SET TASK
Reproduce the material in full, unchanged.

Begin DATASET EXCERPTS

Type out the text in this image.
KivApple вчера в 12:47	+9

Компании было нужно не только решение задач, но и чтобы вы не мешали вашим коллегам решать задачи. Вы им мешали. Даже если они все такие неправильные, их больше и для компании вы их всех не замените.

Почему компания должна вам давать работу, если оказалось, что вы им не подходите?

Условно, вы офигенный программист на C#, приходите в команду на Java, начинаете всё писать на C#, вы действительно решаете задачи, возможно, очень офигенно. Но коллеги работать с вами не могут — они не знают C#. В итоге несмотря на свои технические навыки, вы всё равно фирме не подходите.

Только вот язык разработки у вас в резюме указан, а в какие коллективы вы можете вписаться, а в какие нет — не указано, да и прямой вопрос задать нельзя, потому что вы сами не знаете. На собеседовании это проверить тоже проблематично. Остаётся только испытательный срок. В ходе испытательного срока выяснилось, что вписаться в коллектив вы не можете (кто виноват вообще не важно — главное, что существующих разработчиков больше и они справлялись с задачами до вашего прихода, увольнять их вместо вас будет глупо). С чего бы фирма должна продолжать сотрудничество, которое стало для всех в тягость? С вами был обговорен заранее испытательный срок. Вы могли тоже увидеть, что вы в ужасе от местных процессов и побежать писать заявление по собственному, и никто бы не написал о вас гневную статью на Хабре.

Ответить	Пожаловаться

End DATASET EXCERPTS

TASK ANSWER
Type out the text in this image.
KivApple вчера в 12:47	+9

Компании было нужно не только решение задач, но и чтобы вы не мешали вашим коллегам решать задачи. Вы им мешали. Даже если они все такие неправильные, их больше и для компании вы их всех не замените.

Почему компания должна вам давать работу, если оказалось, что вы им не подходите?

Условно, вы офигенный программист на C#, приходите в команду на Java, начинаете всё писать на C#, вы действительно решаете задачи, возможно, очень офигенно. Но коллеги работать с вами не могут — они не знают C#. В итоге несмотря на свои технические навыки, вы всё равно фирме не подходите.

Только вот язык разработки у вас в резюме указан, а в какие коллективы вы можете вписаться, а в какие нет — не указано, да и прямой вопрос задать нельзя, потому что вы сами не знаете. На собеседовании это проверить тоже проблематично. Остаётся только испытательный срок. В ходе испытательного срока выяснилось, что вписаться в коллектив вы не можете (кто виноват вообще не важно — главное, что существующих разработчиков больше и они справлялись с задачами до вашего прихода, увольнять их вместо вас будет глупо). С чего бы фирма должна продолжать сотрудничество, которое стало для всех в тягость? С вами был обговорен заранее испытательный срок. Вы могли тоже увидеть, что вы в ужасе от местных процессов и побежать писать заявление по собственному, и никто бы не написал о вас гневную статью на Хабре.

Ответить	Пожаловаться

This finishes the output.